┌────────
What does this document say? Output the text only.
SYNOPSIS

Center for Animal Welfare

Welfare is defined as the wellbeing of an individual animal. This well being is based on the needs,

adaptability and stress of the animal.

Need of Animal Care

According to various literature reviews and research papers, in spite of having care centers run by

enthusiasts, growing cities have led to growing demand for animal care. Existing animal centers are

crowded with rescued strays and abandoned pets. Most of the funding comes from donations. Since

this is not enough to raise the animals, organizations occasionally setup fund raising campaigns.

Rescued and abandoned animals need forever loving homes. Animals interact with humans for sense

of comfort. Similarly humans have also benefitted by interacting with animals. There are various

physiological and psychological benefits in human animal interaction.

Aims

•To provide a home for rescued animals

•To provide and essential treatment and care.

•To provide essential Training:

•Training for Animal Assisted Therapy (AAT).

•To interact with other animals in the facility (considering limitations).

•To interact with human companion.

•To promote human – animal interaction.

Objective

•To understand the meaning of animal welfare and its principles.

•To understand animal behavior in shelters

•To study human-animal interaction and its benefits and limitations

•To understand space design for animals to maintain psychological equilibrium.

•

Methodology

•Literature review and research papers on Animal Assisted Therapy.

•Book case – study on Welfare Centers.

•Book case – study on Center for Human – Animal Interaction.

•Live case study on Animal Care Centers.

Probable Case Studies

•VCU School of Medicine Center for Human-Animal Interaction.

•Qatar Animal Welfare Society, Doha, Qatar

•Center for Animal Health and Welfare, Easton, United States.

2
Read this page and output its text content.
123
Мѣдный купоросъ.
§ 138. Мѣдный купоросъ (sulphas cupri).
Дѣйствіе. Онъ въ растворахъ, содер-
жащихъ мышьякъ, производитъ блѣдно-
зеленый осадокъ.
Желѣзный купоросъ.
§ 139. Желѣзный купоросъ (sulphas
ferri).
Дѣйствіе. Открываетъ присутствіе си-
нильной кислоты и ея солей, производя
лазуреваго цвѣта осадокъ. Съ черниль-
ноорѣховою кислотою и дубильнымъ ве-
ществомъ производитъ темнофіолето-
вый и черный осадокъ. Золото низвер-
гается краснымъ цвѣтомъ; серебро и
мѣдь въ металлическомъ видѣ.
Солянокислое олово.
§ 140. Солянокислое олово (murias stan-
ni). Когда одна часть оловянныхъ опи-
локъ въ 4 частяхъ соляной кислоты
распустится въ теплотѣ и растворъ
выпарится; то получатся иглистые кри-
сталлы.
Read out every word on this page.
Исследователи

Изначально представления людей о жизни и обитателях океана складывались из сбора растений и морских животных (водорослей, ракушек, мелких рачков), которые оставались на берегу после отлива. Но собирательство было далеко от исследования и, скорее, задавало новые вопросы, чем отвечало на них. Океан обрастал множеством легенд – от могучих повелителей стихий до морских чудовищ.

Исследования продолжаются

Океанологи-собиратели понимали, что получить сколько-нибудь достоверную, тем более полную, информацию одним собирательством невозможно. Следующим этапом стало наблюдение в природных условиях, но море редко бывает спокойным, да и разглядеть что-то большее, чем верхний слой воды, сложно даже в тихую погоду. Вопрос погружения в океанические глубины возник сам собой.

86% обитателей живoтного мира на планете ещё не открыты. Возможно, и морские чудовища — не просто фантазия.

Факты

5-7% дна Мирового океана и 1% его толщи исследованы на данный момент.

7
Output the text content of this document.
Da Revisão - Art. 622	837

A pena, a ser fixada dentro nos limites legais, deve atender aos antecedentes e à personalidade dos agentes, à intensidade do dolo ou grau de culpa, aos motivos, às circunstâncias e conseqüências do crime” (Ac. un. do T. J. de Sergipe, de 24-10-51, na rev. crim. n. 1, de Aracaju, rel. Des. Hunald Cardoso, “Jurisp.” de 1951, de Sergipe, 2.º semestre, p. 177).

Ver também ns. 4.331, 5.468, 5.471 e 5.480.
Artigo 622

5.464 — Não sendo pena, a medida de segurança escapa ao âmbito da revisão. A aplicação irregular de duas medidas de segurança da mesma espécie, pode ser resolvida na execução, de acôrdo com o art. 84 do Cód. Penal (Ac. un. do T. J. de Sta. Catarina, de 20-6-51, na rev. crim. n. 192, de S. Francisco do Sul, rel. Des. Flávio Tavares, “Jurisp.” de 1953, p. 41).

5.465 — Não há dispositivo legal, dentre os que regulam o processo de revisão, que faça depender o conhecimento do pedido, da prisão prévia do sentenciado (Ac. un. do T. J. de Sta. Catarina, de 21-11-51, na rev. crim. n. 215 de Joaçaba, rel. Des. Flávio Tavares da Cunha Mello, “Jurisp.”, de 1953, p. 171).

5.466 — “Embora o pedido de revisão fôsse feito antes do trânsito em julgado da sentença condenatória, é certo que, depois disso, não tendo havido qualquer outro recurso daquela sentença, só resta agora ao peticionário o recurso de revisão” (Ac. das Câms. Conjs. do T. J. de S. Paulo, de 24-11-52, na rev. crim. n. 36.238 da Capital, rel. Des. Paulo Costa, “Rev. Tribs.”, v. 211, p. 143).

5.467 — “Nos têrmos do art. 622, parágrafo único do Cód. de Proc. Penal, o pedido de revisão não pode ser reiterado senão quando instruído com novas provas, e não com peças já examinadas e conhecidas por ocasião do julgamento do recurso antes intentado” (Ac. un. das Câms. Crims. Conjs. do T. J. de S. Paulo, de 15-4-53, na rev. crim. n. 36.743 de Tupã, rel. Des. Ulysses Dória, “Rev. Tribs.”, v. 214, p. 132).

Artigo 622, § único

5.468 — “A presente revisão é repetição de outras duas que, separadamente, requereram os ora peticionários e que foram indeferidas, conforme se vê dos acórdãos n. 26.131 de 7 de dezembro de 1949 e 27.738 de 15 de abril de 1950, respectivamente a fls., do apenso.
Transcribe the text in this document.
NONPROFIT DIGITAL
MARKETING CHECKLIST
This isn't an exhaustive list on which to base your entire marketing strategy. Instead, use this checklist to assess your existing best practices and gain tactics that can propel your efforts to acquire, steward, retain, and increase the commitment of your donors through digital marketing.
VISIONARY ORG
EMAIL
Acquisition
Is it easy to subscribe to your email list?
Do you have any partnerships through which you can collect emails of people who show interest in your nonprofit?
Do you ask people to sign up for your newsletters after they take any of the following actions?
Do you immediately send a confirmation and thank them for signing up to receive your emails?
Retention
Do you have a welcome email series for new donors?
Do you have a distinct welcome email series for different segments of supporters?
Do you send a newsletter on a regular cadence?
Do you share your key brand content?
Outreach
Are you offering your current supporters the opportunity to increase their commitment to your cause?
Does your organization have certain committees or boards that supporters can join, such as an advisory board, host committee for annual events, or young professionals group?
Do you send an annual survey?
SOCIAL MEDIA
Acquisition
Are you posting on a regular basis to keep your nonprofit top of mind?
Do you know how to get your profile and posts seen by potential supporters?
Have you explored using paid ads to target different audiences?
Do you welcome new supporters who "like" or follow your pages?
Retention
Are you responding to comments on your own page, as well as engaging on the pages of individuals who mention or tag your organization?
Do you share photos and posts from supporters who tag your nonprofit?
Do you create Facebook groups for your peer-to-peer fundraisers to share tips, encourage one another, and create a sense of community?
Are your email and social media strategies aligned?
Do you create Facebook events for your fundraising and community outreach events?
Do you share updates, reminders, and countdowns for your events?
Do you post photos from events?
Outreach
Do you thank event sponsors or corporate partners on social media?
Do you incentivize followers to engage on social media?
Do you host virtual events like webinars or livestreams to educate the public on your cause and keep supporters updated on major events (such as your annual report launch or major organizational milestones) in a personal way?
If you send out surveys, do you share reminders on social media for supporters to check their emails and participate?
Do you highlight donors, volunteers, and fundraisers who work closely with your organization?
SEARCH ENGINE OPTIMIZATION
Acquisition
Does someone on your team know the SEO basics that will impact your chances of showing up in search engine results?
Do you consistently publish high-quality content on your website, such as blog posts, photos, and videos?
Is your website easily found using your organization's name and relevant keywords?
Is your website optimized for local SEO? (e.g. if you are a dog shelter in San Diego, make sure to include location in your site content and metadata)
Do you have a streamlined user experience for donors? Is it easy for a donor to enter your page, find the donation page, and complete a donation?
└────────
▶ **Task prompt**: For each line above that contains the word "papers", copy that line.

▶ **Response**:
According to various literature reviews and research papers, in spite of having care centers run by
•Literature review and research papers on Animal Assisted Therapy.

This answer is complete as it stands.